### RECORDS TO USE
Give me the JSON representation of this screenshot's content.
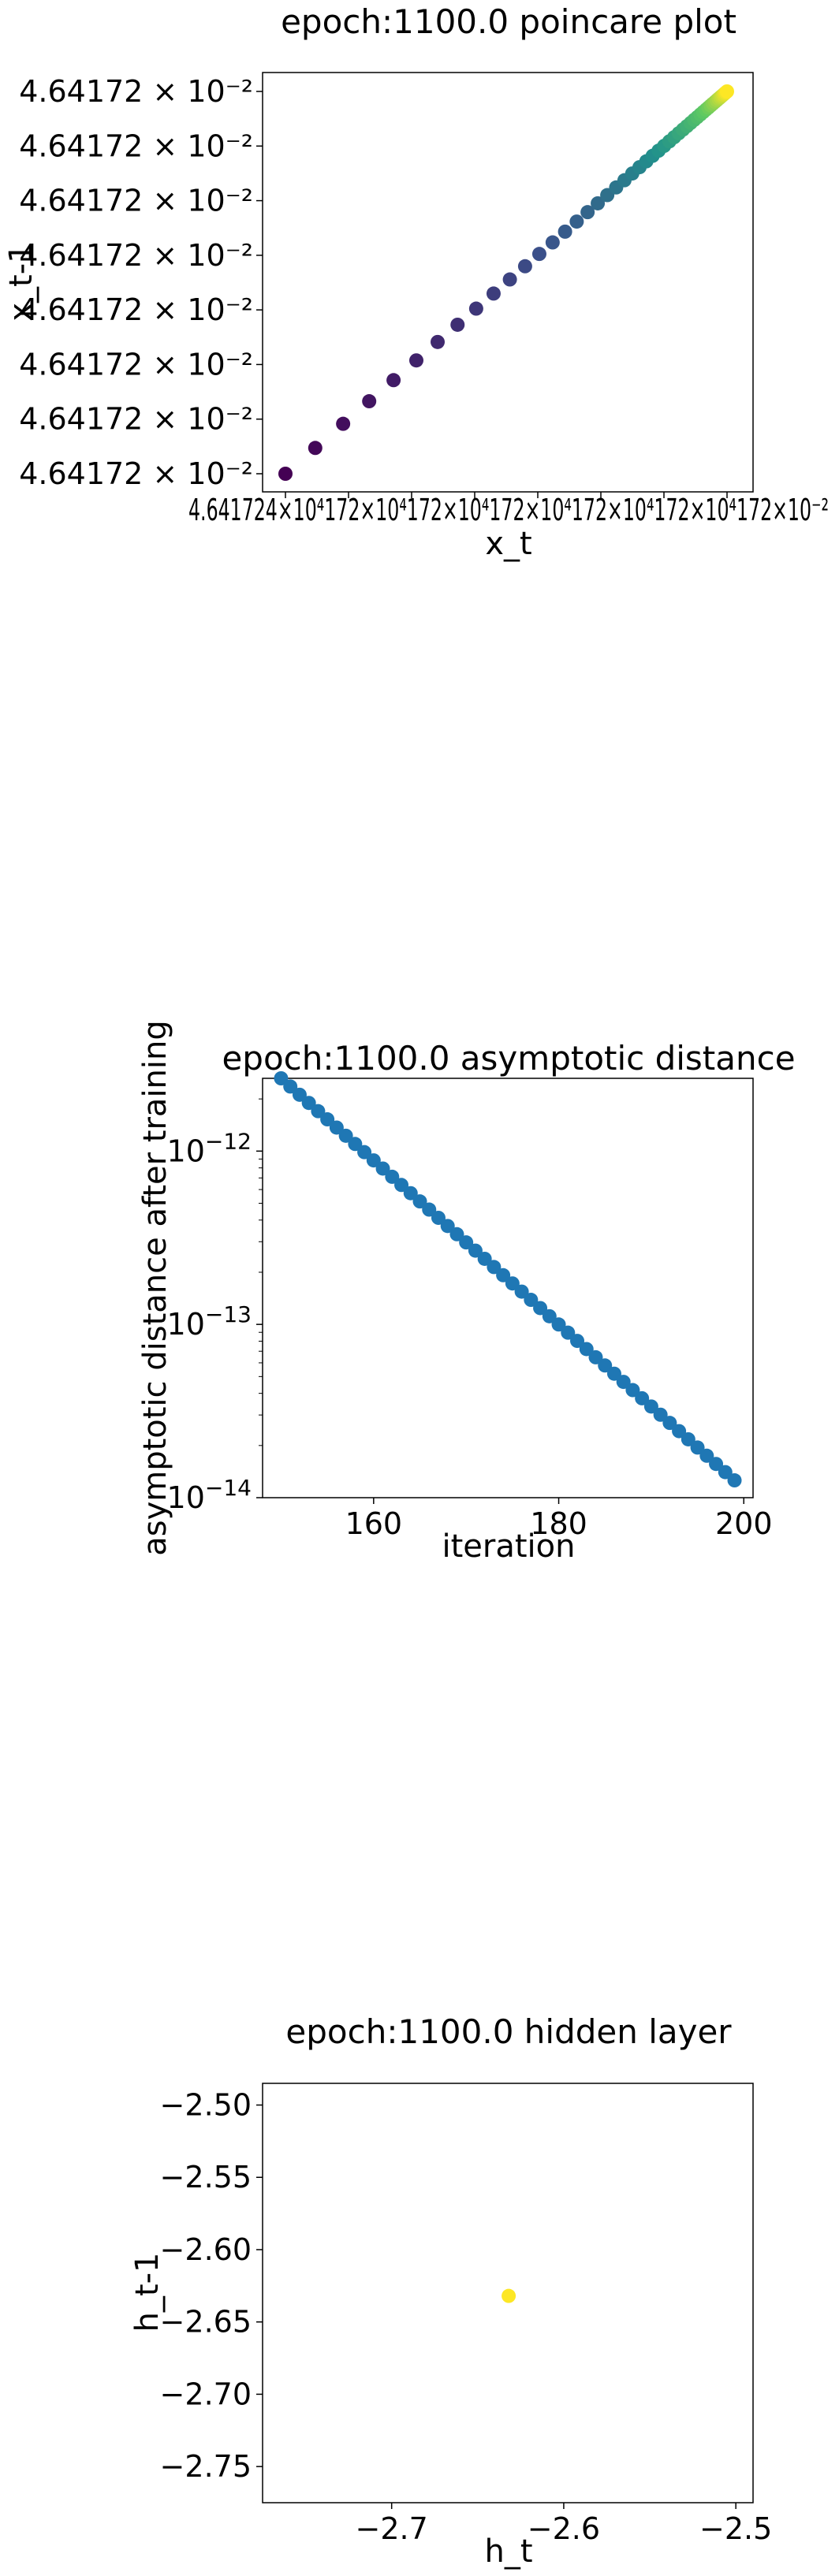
{
  "chart_data": [
    {
      "type": "scatter",
      "title": "epoch:1100.0 poincare plot",
      "xlabel": "x_t",
      "ylabel": "x_t-1",
      "xtick_text": "4.641724×10⁴172×10⁴172×10⁴172×10⁴172×10⁴172×10⁴172×10⁻²",
      "ytick_labels": [
        "4.64172 × 10⁻²",
        "4.64172 × 10⁻²",
        "4.64172 × 10⁻²",
        "4.64172 × 10⁻²",
        "4.64172 × 10⁻²",
        "4.64172 × 10⁻²",
        "4.64172 × 10⁻²",
        "4.64172 × 10⁻²"
      ],
      "colormap": "viridis",
      "grid": false,
      "points_note": "50 points along the diagonal, spacing shrinking geometrically toward the upper right",
      "point_count": 50,
      "ratio": 0.935
    },
    {
      "type": "scatter",
      "title": "epoch:1100.0 asymptotic distance",
      "xlabel": "iteration",
      "ylabel": "asymptotic distance after training",
      "xlim": [
        148,
        201
      ],
      "ylim_log10": [
        -14,
        -11.58
      ],
      "yscale": "log",
      "xticks": [
        160,
        180,
        200
      ],
      "yticks": [
        {
          "base": "10",
          "exp": "−12",
          "value": -12
        },
        {
          "base": "10",
          "exp": "−13",
          "value": -13
        },
        {
          "base": "10",
          "exp": "−14",
          "value": -14
        }
      ],
      "x_start": 150,
      "x_end": 199,
      "y_log10_start": -11.58,
      "y_log10_end": -13.9,
      "color": "#1f77b4",
      "grid": false
    },
    {
      "type": "scatter",
      "title": "epoch:1100.0 hidden layer",
      "xlabel": "h_t",
      "ylabel": "h_t-1",
      "xlim": [
        -2.775,
        -2.49
      ],
      "ylim": [
        -2.775,
        -2.485
      ],
      "xticks": [
        {
          "value": -2.7,
          "label": "−2.7"
        },
        {
          "value": -2.6,
          "label": "−2.6"
        },
        {
          "value": -2.5,
          "label": "−2.5"
        }
      ],
      "yticks": [
        {
          "value": -2.5,
          "label": "−2.50"
        },
        {
          "value": -2.55,
          "label": "−2.55"
        },
        {
          "value": -2.6,
          "label": "−2.60"
        },
        {
          "value": -2.65,
          "label": "−2.65"
        },
        {
          "value": -2.7,
          "label": "−2.70"
        },
        {
          "value": -2.75,
          "label": "−2.75"
        }
      ],
      "points": [
        {
          "x": -2.632,
          "y": -2.632
        }
      ],
      "color": "#fde725",
      "grid": false
    }
  ]
}
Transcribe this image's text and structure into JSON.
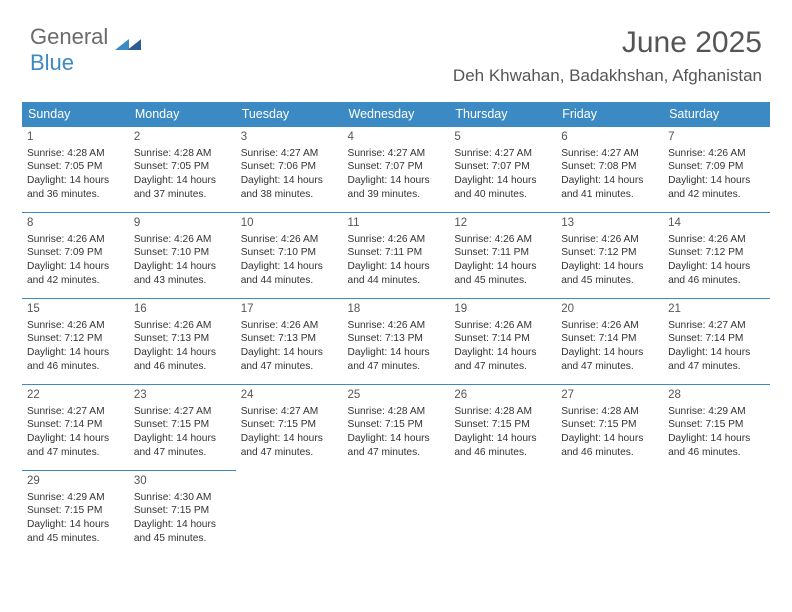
{
  "logo": {
    "text1": "General",
    "text2": "Blue"
  },
  "header": {
    "title": "June 2025",
    "location": "Deh Khwahan, Badakhshan, Afghanistan"
  },
  "colors": {
    "header_bg": "#3b8ac4",
    "header_text": "#ffffff",
    "rule": "#3b8ac4",
    "body_text": "#333333",
    "title_text": "#555555",
    "logo_gray": "#6b6b6b",
    "logo_blue": "#3b8ac4",
    "logo_blue_dark": "#2b5e8e",
    "background": "#ffffff"
  },
  "weekdays": [
    "Sunday",
    "Monday",
    "Tuesday",
    "Wednesday",
    "Thursday",
    "Friday",
    "Saturday"
  ],
  "days": [
    {
      "n": 1,
      "sr": "4:28 AM",
      "ss": "7:05 PM",
      "dl": "14 hours and 36 minutes."
    },
    {
      "n": 2,
      "sr": "4:28 AM",
      "ss": "7:05 PM",
      "dl": "14 hours and 37 minutes."
    },
    {
      "n": 3,
      "sr": "4:27 AM",
      "ss": "7:06 PM",
      "dl": "14 hours and 38 minutes."
    },
    {
      "n": 4,
      "sr": "4:27 AM",
      "ss": "7:07 PM",
      "dl": "14 hours and 39 minutes."
    },
    {
      "n": 5,
      "sr": "4:27 AM",
      "ss": "7:07 PM",
      "dl": "14 hours and 40 minutes."
    },
    {
      "n": 6,
      "sr": "4:27 AM",
      "ss": "7:08 PM",
      "dl": "14 hours and 41 minutes."
    },
    {
      "n": 7,
      "sr": "4:26 AM",
      "ss": "7:09 PM",
      "dl": "14 hours and 42 minutes."
    },
    {
      "n": 8,
      "sr": "4:26 AM",
      "ss": "7:09 PM",
      "dl": "14 hours and 42 minutes."
    },
    {
      "n": 9,
      "sr": "4:26 AM",
      "ss": "7:10 PM",
      "dl": "14 hours and 43 minutes."
    },
    {
      "n": 10,
      "sr": "4:26 AM",
      "ss": "7:10 PM",
      "dl": "14 hours and 44 minutes."
    },
    {
      "n": 11,
      "sr": "4:26 AM",
      "ss": "7:11 PM",
      "dl": "14 hours and 44 minutes."
    },
    {
      "n": 12,
      "sr": "4:26 AM",
      "ss": "7:11 PM",
      "dl": "14 hours and 45 minutes."
    },
    {
      "n": 13,
      "sr": "4:26 AM",
      "ss": "7:12 PM",
      "dl": "14 hours and 45 minutes."
    },
    {
      "n": 14,
      "sr": "4:26 AM",
      "ss": "7:12 PM",
      "dl": "14 hours and 46 minutes."
    },
    {
      "n": 15,
      "sr": "4:26 AM",
      "ss": "7:12 PM",
      "dl": "14 hours and 46 minutes."
    },
    {
      "n": 16,
      "sr": "4:26 AM",
      "ss": "7:13 PM",
      "dl": "14 hours and 46 minutes."
    },
    {
      "n": 17,
      "sr": "4:26 AM",
      "ss": "7:13 PM",
      "dl": "14 hours and 47 minutes."
    },
    {
      "n": 18,
      "sr": "4:26 AM",
      "ss": "7:13 PM",
      "dl": "14 hours and 47 minutes."
    },
    {
      "n": 19,
      "sr": "4:26 AM",
      "ss": "7:14 PM",
      "dl": "14 hours and 47 minutes."
    },
    {
      "n": 20,
      "sr": "4:26 AM",
      "ss": "7:14 PM",
      "dl": "14 hours and 47 minutes."
    },
    {
      "n": 21,
      "sr": "4:27 AM",
      "ss": "7:14 PM",
      "dl": "14 hours and 47 minutes."
    },
    {
      "n": 22,
      "sr": "4:27 AM",
      "ss": "7:14 PM",
      "dl": "14 hours and 47 minutes."
    },
    {
      "n": 23,
      "sr": "4:27 AM",
      "ss": "7:15 PM",
      "dl": "14 hours and 47 minutes."
    },
    {
      "n": 24,
      "sr": "4:27 AM",
      "ss": "7:15 PM",
      "dl": "14 hours and 47 minutes."
    },
    {
      "n": 25,
      "sr": "4:28 AM",
      "ss": "7:15 PM",
      "dl": "14 hours and 47 minutes."
    },
    {
      "n": 26,
      "sr": "4:28 AM",
      "ss": "7:15 PM",
      "dl": "14 hours and 46 minutes."
    },
    {
      "n": 27,
      "sr": "4:28 AM",
      "ss": "7:15 PM",
      "dl": "14 hours and 46 minutes."
    },
    {
      "n": 28,
      "sr": "4:29 AM",
      "ss": "7:15 PM",
      "dl": "14 hours and 46 minutes."
    },
    {
      "n": 29,
      "sr": "4:29 AM",
      "ss": "7:15 PM",
      "dl": "14 hours and 45 minutes."
    },
    {
      "n": 30,
      "sr": "4:30 AM",
      "ss": "7:15 PM",
      "dl": "14 hours and 45 minutes."
    }
  ],
  "labels": {
    "sunrise": "Sunrise:",
    "sunset": "Sunset:",
    "daylight": "Daylight:"
  },
  "layout": {
    "cols": 7,
    "start_col": 0,
    "total_cells": 35
  }
}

### THE PROBLEM
Repeat everything in the records precisely. Images are excluded from the copy.

### WRITTEN REPLY
Give me the JSON representation of this screenshot's content.
{
  "chart_data": [
    {
      "type": "scatter",
      "title": "epoch:1100.0 poincare plot",
      "xlabel": "x_t",
      "ylabel": "x_t-1",
      "xtick_text": "4.641724×10⁴172×10⁴172×10⁴172×10⁴172×10⁴172×10⁴172×10⁻²",
      "ytick_labels": [
        "4.64172 × 10⁻²",
        "4.64172 × 10⁻²",
        "4.64172 × 10⁻²",
        "4.64172 × 10⁻²",
        "4.64172 × 10⁻²",
        "4.64172 × 10⁻²",
        "4.64172 × 10⁻²",
        "4.64172 × 10⁻²"
      ],
      "colormap": "viridis",
      "grid": false,
      "points_note": "50 points along the diagonal, spacing shrinking geometrically toward the upper right",
      "point_count": 50,
      "ratio": 0.935
    },
    {
      "type": "scatter",
      "title": "epoch:1100.0 asymptotic distance",
      "xlabel": "iteration",
      "ylabel": "asymptotic distance after training",
      "xlim": [
        148,
        201
      ],
      "ylim_log10": [
        -14,
        -11.58
      ],
      "yscale": "log",
      "xticks": [
        160,
        180,
        200
      ],
      "yticks": [
        {
          "base": "10",
          "exp": "−12",
          "value": -12
        },
        {
          "base": "10",
          "exp": "−13",
          "value": -13
        },
        {
          "base": "10",
          "exp": "−14",
          "value": -14
        }
      ],
      "x_start": 150,
      "x_end": 199,
      "y_log10_start": -11.58,
      "y_log10_end": -13.9,
      "color": "#1f77b4",
      "grid": false
    },
    {
      "type": "scatter",
      "title": "epoch:1100.0 hidden layer",
      "xlabel": "h_t",
      "ylabel": "h_t-1",
      "xlim": [
        -2.775,
        -2.49
      ],
      "ylim": [
        -2.775,
        -2.485
      ],
      "xticks": [
        {
          "value": -2.7,
          "label": "−2.7"
        },
        {
          "value": -2.6,
          "label": "−2.6"
        },
        {
          "value": -2.5,
          "label": "−2.5"
        }
      ],
      "yticks": [
        {
          "value": -2.5,
          "label": "−2.50"
        },
        {
          "value": -2.55,
          "label": "−2.55"
        },
        {
          "value": -2.6,
          "label": "−2.60"
        },
        {
          "value": -2.65,
          "label": "−2.65"
        },
        {
          "value": -2.7,
          "label": "−2.70"
        },
        {
          "value": -2.75,
          "label": "−2.75"
        }
      ],
      "points": [
        {
          "x": -2.632,
          "y": -2.632
        }
      ],
      "color": "#fde725",
      "grid": false
    }
  ]
}
Transcribe this image's text and structure into JSON.
{
  "logo": {
    "text1": "General",
    "text2": "Blue"
  },
  "header": {
    "title": "June 2025",
    "location": "Deh Khwahan, Badakhshan, Afghanistan"
  },
  "colors": {
    "header_bg": "#3b8ac4",
    "header_text": "#ffffff",
    "rule": "#3b8ac4",
    "body_text": "#333333",
    "title_text": "#555555",
    "logo_gray": "#6b6b6b",
    "logo_blue": "#3b8ac4",
    "logo_blue_dark": "#2b5e8e",
    "background": "#ffffff"
  },
  "weekdays": [
    "Sunday",
    "Monday",
    "Tuesday",
    "Wednesday",
    "Thursday",
    "Friday",
    "Saturday"
  ],
  "days": [
    {
      "n": 1,
      "sr": "4:28 AM",
      "ss": "7:05 PM",
      "dl": "14 hours and 36 minutes."
    },
    {
      "n": 2,
      "sr": "4:28 AM",
      "ss": "7:05 PM",
      "dl": "14 hours and 37 minutes."
    },
    {
      "n": 3,
      "sr": "4:27 AM",
      "ss": "7:06 PM",
      "dl": "14 hours and 38 minutes."
    },
    {
      "n": 4,
      "sr": "4:27 AM",
      "ss": "7:07 PM",
      "dl": "14 hours and 39 minutes."
    },
    {
      "n": 5,
      "sr": "4:27 AM",
      "ss": "7:07 PM",
      "dl": "14 hours and 40 minutes."
    },
    {
      "n": 6,
      "sr": "4:27 AM",
      "ss": "7:08 PM",
      "dl": "14 hours and 41 minutes."
    },
    {
      "n": 7,
      "sr": "4:26 AM",
      "ss": "7:09 PM",
      "dl": "14 hours and 42 minutes."
    },
    {
      "n": 8,
      "sr": "4:26 AM",
      "ss": "7:09 PM",
      "dl": "14 hours and 42 minutes."
    },
    {
      "n": 9,
      "sr": "4:26 AM",
      "ss": "7:10 PM",
      "dl": "14 hours and 43 minutes."
    },
    {
      "n": 10,
      "sr": "4:26 AM",
      "ss": "7:10 PM",
      "dl": "14 hours and 44 minutes."
    },
    {
      "n": 11,
      "sr": "4:26 AM",
      "ss": "7:11 PM",
      "dl": "14 hours and 44 minutes."
    },
    {
      "n": 12,
      "sr": "4:26 AM",
      "ss": "7:11 PM",
      "dl": "14 hours and 45 minutes."
    },
    {
      "n": 13,
      "sr": "4:26 AM",
      "ss": "7:12 PM",
      "dl": "14 hours and 45 minutes."
    },
    {
      "n": 14,
      "sr": "4:26 AM",
      "ss": "7:12 PM",
      "dl": "14 hours and 46 minutes."
    },
    {
      "n": 15,
      "sr": "4:26 AM",
      "ss": "7:12 PM",
      "dl": "14 hours and 46 minutes."
    },
    {
      "n": 16,
      "sr": "4:26 AM",
      "ss": "7:13 PM",
      "dl": "14 hours and 46 minutes."
    },
    {
      "n": 17,
      "sr": "4:26 AM",
      "ss": "7:13 PM",
      "dl": "14 hours and 47 minutes."
    },
    {
      "n": 18,
      "sr": "4:26 AM",
      "ss": "7:13 PM",
      "dl": "14 hours and 47 minutes."
    },
    {
      "n": 19,
      "sr": "4:26 AM",
      "ss": "7:14 PM",
      "dl": "14 hours and 47 minutes."
    },
    {
      "n": 20,
      "sr": "4:26 AM",
      "ss": "7:14 PM",
      "dl": "14 hours and 47 minutes."
    },
    {
      "n": 21,
      "sr": "4:27 AM",
      "ss": "7:14 PM",
      "dl": "14 hours and 47 minutes."
    },
    {
      "n": 22,
      "sr": "4:27 AM",
      "ss": "7:14 PM",
      "dl": "14 hours and 47 minutes."
    },
    {
      "n": 23,
      "sr": "4:27 AM",
      "ss": "7:15 PM",
      "dl": "14 hours and 47 minutes."
    },
    {
      "n": 24,
      "sr": "4:27 AM",
      "ss": "7:15 PM",
      "dl": "14 hours and 47 minutes."
    },
    {
      "n": 25,
      "sr": "4:28 AM",
      "ss": "7:15 PM",
      "dl": "14 hours and 47 minutes."
    },
    {
      "n": 26,
      "sr": "4:28 AM",
      "ss": "7:15 PM",
      "dl": "14 hours and 46 minutes."
    },
    {
      "n": 27,
      "sr": "4:28 AM",
      "ss": "7:15 PM",
      "dl": "14 hours and 46 minutes."
    },
    {
      "n": 28,
      "sr": "4:29 AM",
      "ss": "7:15 PM",
      "dl": "14 hours and 46 minutes."
    },
    {
      "n": 29,
      "sr": "4:29 AM",
      "ss": "7:15 PM",
      "dl": "14 hours and 45 minutes."
    },
    {
      "n": 30,
      "sr": "4:30 AM",
      "ss": "7:15 PM",
      "dl": "14 hours and 45 minutes."
    }
  ],
  "labels": {
    "sunrise": "Sunrise:",
    "sunset": "Sunset:",
    "daylight": "Daylight:"
  },
  "layout": {
    "cols": 7,
    "start_col": 0,
    "total_cells": 35
  }
}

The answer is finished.